----- Fragment

10/24/2015

Koncert życzeń, czyli co Gombka chciałaby ujrzeć w swej szafie

  Pod wpływem Waszych próśb, postanowiłam odrobinę sprzeniewierzyć się własnemu postanowieniu o nieporuszaniu tematyki typowo modowej. Dziś więc zamiast zwyczajowego ględzenia o materiałach i ich pielęgnacji, będzie co nieco o mym guście i o odzieżowych upodobaniach. W poniższym zestawieniu znalazły się zarówno rzeczy, które zapewne niebawem zasilą szeregi mojej garderoby, jak i takie, które w najbliższym czasie będą tkwić, gdzieś tam, w sferze mrzonek. 

1. Ubrania z metką Jil Sander 




Nie będę ukrywać - estetyka proponowana przez Sander jest mi bardzo bliska. Oczywiście nie jestem bezkrytyczna, nie wszystko mi odpowiada (dodatki to najsłabsze ogniwo), ale prostota, stonowana kolorystyka, taka bardziej dziewczęcość niż kobiecość, to coś, co w ubiorze lubię najbardziej. Zwłaszcza w zestawieniu z dobrą jakością i solidnym krawiectwem. 


2. Płaszcz Burberry


Wbrew obiegowej opinii Burberry to marka żywo reagująca na zmieniające się trendy. Tak jest obecnie, tak też było w przeszłości, właściwie niezależnie od tego, kto akurat zasiadał na stołku dyrektora kreatywnego. Spośród zdjęć egzemplarzy z dziwnymi przeszyciami, wykonanych z metalizowanej skóry czy z jakimiś zdobieniami, udało mi się wyłapać ten model. Prosty i obłędnie zwyczajny, w dodatku najkorzystniejszej (moim zdaniem, rzecz jasna) długości. Najbliższy mojej prywatnej definicji klasyki. Gdybym dysponowała stosowną kwotą, z pewnością celowałabym w coś podobnego.

----------

## Krótkie ćwiczenie 1
Oceń, czy poniższe stwierdzenia są zgodne z wpisem o wymarzonej garderobie, odpowiadając „tak” lub „nie” i przytaczając dosłownie rozstrzygające słowa tekstu.
(a) Autorka uważa dodatki za najsłabszą część oferty Jil Sander.
(b) Według wpisu Burberry to marka, która nie reaguje na zmieniające się trendy.
(c) Opisany płaszcz Burberry autorka już kupiła.
## Krótkie ćwiczenie 2
Kontynuuj wpis o wymarzonej garderobie, zaczynając od kolejnego punktu zestawienia po płaszczu Burberry i zachowując styl tekstu.

----- Dostarczone dane

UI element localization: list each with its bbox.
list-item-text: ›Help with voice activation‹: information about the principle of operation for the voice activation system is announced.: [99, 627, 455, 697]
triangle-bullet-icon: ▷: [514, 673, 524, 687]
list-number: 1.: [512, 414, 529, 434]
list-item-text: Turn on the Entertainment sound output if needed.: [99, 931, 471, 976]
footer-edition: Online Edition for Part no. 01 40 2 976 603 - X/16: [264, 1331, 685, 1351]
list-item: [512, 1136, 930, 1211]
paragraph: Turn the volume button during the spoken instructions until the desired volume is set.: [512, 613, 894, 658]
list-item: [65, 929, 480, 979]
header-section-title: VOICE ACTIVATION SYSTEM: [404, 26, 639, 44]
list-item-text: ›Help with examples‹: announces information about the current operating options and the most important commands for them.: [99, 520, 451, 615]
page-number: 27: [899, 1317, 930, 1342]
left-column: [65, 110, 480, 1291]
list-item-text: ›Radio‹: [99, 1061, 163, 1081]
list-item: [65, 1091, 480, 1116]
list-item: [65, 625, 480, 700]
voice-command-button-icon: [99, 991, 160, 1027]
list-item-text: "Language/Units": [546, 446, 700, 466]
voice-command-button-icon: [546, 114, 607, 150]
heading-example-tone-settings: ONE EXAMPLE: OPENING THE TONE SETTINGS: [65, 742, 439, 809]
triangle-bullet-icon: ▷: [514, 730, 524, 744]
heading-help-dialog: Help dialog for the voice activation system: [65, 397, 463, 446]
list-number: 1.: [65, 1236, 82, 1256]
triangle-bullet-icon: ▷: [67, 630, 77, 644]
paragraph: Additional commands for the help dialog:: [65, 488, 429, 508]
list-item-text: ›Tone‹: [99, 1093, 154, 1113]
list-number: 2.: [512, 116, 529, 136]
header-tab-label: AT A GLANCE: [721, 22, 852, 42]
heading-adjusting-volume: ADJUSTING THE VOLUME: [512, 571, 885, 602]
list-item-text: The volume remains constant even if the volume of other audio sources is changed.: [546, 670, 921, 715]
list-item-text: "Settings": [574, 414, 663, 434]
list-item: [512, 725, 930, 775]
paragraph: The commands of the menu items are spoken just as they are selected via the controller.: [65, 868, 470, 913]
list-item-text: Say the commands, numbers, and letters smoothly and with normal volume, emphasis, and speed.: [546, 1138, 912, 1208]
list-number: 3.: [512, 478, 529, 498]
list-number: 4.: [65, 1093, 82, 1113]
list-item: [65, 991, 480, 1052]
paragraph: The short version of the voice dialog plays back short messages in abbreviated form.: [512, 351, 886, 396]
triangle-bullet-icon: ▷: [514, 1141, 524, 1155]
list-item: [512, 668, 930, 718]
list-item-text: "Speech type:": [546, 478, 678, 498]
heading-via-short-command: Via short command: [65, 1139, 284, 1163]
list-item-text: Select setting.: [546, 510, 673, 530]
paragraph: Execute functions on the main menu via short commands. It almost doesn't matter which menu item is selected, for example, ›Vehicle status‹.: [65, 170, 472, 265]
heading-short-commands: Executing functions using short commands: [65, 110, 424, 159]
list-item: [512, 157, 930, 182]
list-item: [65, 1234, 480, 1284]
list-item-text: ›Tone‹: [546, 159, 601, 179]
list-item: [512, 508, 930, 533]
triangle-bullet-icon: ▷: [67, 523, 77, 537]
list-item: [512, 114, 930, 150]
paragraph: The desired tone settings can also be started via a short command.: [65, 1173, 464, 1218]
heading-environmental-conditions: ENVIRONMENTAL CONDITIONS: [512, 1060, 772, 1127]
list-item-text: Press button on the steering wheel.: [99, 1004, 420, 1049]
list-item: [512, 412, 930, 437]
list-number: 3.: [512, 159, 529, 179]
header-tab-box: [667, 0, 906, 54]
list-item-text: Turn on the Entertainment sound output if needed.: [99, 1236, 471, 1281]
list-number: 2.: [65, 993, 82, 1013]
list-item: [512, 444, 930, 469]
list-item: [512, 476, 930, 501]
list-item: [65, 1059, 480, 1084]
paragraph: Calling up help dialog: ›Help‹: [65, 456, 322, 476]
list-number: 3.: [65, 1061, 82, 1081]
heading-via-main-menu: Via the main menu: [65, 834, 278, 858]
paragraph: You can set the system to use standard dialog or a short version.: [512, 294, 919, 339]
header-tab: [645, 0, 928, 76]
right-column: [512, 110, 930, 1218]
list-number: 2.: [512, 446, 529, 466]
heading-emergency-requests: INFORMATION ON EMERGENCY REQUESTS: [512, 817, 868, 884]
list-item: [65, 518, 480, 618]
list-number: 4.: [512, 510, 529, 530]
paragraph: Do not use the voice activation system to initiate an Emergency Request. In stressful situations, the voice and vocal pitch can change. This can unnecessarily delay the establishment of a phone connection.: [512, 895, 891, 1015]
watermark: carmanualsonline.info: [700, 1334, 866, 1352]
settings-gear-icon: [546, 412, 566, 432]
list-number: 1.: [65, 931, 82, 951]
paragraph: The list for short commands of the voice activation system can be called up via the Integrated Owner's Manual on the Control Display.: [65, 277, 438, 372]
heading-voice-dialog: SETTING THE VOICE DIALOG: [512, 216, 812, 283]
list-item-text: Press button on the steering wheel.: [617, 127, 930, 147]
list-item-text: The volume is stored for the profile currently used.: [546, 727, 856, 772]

----------

## Oczekiwana odpowiedź 1
(a) Tak: „dodatki to najsłabsze ogniwo”.
(b) Nie: „Burberry to marka żywo reagująca na zmieniające się trendy”.
(c) Nie: „Gdybym dysponowała stosowną kwotą, z pewnością celowałabym w coś podobnego.”

## Oczekiwana odpowiedź 2
3. Sukienka Lacoste


Sukienki Lacoste (jakby żywcem wyciągnięte z garderoby Margot Tenenbaum) od dłuższego czasu tkwią na mojej chciej-liście i niewykluczone, że niebawem zakończy się to zakupem. Od letnich, o jednoznacznie sportowym charakterze minimalnie wolę jednak te przeznaczone na chłodniejsze pory roku. Proste, wełniane, stanowiące jedynie luźną aluzję do tenisowego rodowodu marki. 

4. Mokasyny Shoepassion

Mokasyny to zdecydowanie mój ulubiony typ obuwia. Nie mniej wygodne, co popularniejsze baleriny, w moim odczuciu jednak zdecydowanie ładniejsze. W gombkowej szafie bardzo brakuje czarnej pary, a te wydają się idealne. Całkiem zgrabne, szyte ramowo "norweżki" (w przypadku innych fasonów obuwia nie przepadam za tym typem kopyta, w wypadku mokasynów zupełnie mi to jednak nie przeszkadza) na skórzanym rendenbachu. To musi się udać. 

Przy okazji warto nadmienić, że od niedawna funkcjonuje stacjonarny sklep marki. Mieści się on w Warszawie przy ulicy Kruczej 46.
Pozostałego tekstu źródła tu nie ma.